Task details:
Leave out the pictures and copy everything else in the entries exactly.

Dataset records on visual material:
###
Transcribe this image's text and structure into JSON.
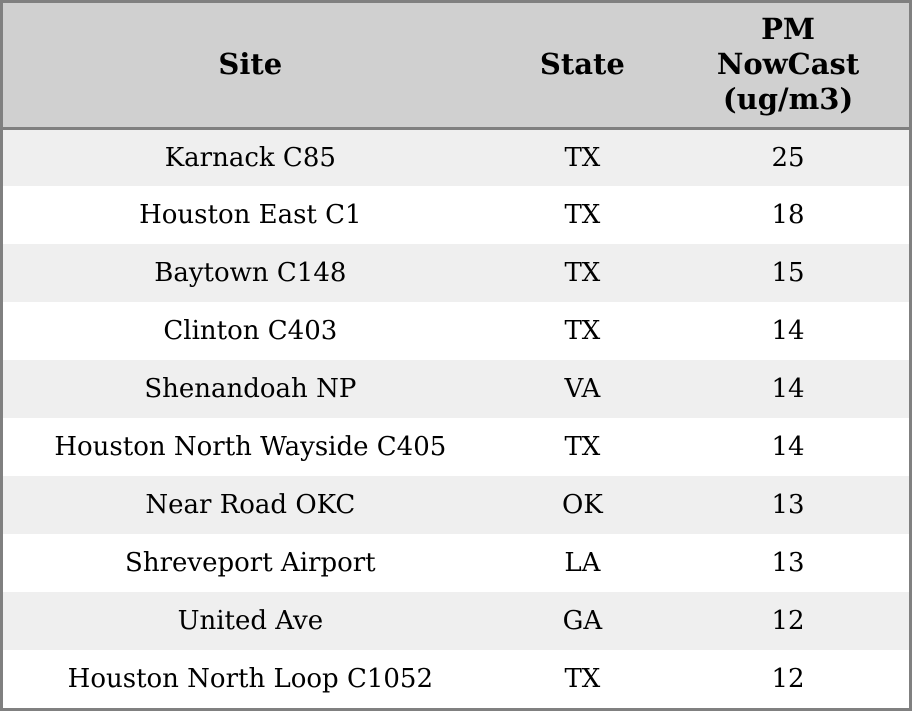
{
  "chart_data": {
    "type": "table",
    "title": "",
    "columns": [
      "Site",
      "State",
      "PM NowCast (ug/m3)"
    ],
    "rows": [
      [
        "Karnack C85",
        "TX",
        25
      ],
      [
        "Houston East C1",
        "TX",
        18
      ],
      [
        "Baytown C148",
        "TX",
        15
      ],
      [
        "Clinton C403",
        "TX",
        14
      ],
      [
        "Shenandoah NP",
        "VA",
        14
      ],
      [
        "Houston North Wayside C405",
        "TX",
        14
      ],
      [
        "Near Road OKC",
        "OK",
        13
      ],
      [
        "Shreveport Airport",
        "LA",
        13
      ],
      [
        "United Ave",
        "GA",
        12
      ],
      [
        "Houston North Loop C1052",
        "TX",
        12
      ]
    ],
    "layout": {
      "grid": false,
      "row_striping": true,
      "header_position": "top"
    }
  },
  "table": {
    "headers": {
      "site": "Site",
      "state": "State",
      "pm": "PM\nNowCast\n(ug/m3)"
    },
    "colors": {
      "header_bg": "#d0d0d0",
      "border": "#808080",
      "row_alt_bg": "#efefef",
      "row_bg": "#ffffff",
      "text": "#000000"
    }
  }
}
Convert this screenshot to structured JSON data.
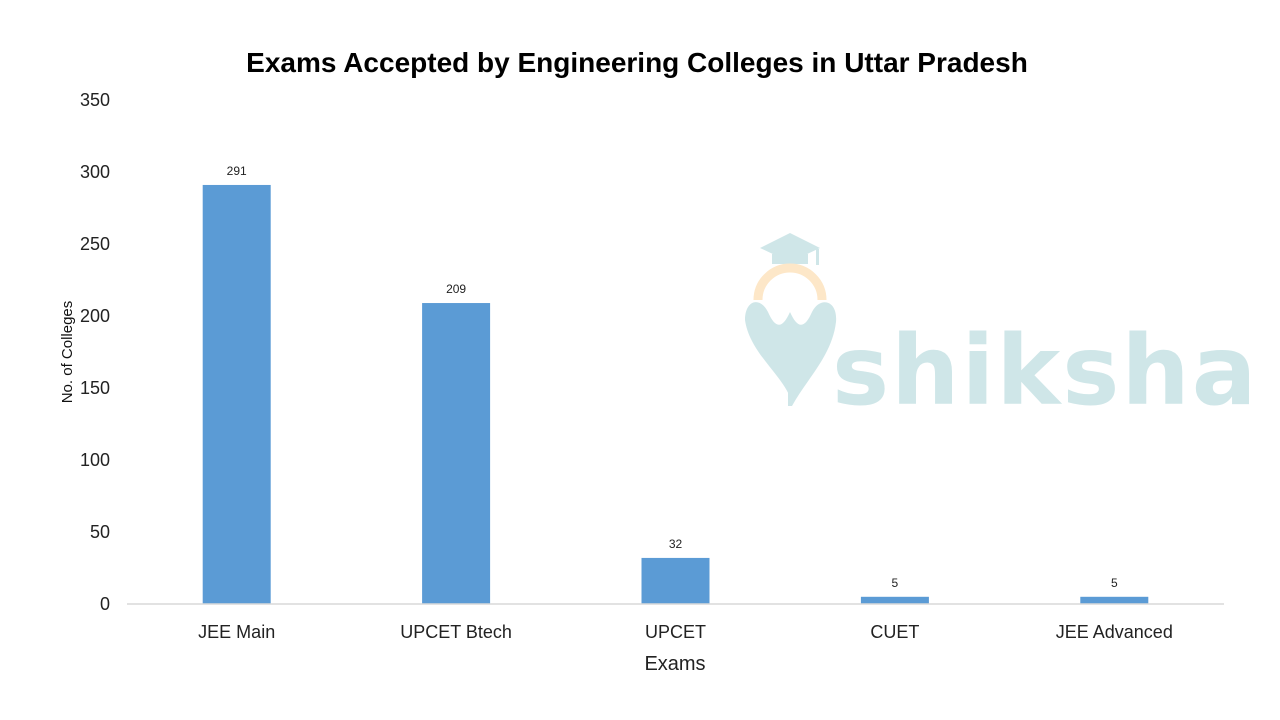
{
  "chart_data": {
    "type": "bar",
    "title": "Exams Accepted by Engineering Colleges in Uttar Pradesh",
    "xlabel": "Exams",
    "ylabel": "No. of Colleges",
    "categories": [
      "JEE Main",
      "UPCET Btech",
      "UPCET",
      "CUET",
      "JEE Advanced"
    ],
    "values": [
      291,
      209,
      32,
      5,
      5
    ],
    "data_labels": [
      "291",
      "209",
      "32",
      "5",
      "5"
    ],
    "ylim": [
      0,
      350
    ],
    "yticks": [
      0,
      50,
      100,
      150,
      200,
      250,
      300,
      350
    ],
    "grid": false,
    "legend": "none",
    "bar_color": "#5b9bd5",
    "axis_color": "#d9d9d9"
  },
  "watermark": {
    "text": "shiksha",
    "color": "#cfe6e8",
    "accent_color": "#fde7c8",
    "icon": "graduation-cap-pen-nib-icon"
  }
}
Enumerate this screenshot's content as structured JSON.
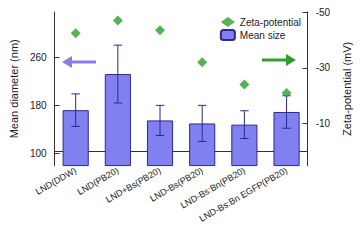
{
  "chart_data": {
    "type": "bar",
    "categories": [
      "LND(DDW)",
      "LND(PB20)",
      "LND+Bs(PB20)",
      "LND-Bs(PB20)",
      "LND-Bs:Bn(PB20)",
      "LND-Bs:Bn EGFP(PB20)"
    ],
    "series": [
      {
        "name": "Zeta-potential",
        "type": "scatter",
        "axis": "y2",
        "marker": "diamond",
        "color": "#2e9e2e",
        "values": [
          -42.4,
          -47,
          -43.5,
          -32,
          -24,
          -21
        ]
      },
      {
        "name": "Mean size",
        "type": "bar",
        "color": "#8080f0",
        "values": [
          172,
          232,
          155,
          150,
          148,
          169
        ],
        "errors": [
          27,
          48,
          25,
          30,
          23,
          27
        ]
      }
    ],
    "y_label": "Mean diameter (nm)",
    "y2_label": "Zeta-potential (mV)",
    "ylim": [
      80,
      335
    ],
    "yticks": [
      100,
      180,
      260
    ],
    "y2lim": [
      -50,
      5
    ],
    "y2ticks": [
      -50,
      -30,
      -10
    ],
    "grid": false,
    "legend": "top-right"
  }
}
###
The result:
Transcribe this image's text and structure into JSON.
{
  "chart_data": {
    "type": "table",
    "title": "",
    "columns": [
      "Site",
      "State",
      "PM NowCast (ug/m3)"
    ],
    "rows": [
      [
        "Karnack C85",
        "TX",
        25
      ],
      [
        "Houston East C1",
        "TX",
        18
      ],
      [
        "Baytown C148",
        "TX",
        15
      ],
      [
        "Clinton C403",
        "TX",
        14
      ],
      [
        "Shenandoah NP",
        "VA",
        14
      ],
      [
        "Houston North Wayside C405",
        "TX",
        14
      ],
      [
        "Near Road OKC",
        "OK",
        13
      ],
      [
        "Shreveport Airport",
        "LA",
        13
      ],
      [
        "United Ave",
        "GA",
        12
      ],
      [
        "Houston North Loop C1052",
        "TX",
        12
      ]
    ],
    "layout": {
      "grid": false,
      "row_striping": true,
      "header_position": "top"
    }
  },
  "table": {
    "headers": {
      "site": "Site",
      "state": "State",
      "pm": "PM\nNowCast\n(ug/m3)"
    },
    "colors": {
      "header_bg": "#d0d0d0",
      "border": "#808080",
      "row_alt_bg": "#efefef",
      "row_bg": "#ffffff",
      "text": "#000000"
    }
  }
}
Convert this screenshot to structured JSON data.
{
  "chart_data": {
    "type": "bar",
    "title": "Exams Accepted by Engineering Colleges in Uttar Pradesh",
    "xlabel": "Exams",
    "ylabel": "No. of Colleges",
    "categories": [
      "JEE Main",
      "UPCET Btech",
      "UPCET",
      "CUET",
      "JEE Advanced"
    ],
    "values": [
      291,
      209,
      32,
      5,
      5
    ],
    "data_labels": [
      "291",
      "209",
      "32",
      "5",
      "5"
    ],
    "ylim": [
      0,
      350
    ],
    "yticks": [
      0,
      50,
      100,
      150,
      200,
      250,
      300,
      350
    ],
    "grid": false,
    "legend": "none",
    "bar_color": "#5b9bd5",
    "axis_color": "#d9d9d9"
  },
  "watermark": {
    "text": "shiksha",
    "color": "#cfe6e8",
    "accent_color": "#fde7c8",
    "icon": "graduation-cap-pen-nib-icon"
  }
}
Enumerate this screenshot's content as structured JSON.
{
  "chart_data": {
    "type": "bar",
    "categories": [
      "LND(DDW)",
      "LND(PB20)",
      "LND+Bs(PB20)",
      "LND-Bs(PB20)",
      "LND-Bs:Bn(PB20)",
      "LND-Bs:Bn EGFP(PB20)"
    ],
    "series": [
      {
        "name": "Zeta-potential",
        "type": "scatter",
        "axis": "y2",
        "marker": "diamond",
        "color": "#2e9e2e",
        "values": [
          -42.4,
          -47,
          -43.5,
          -32,
          -24,
          -21
        ]
      },
      {
        "name": "Mean size",
        "type": "bar",
        "color": "#8080f0",
        "values": [
          172,
          232,
          155,
          150,
          148,
          169
        ],
        "errors": [
          27,
          48,
          25,
          30,
          23,
          27
        ]
      }
    ],
    "y_label": "Mean diameter (nm)",
    "y2_label": "Zeta-potential (mV)",
    "ylim": [
      80,
      335
    ],
    "yticks": [
      100,
      180,
      260
    ],
    "y2lim": [
      -50,
      5
    ],
    "y2ticks": [
      -50,
      -30,
      -10
    ],
    "grid": false,
    "legend": "top-right"
  }
}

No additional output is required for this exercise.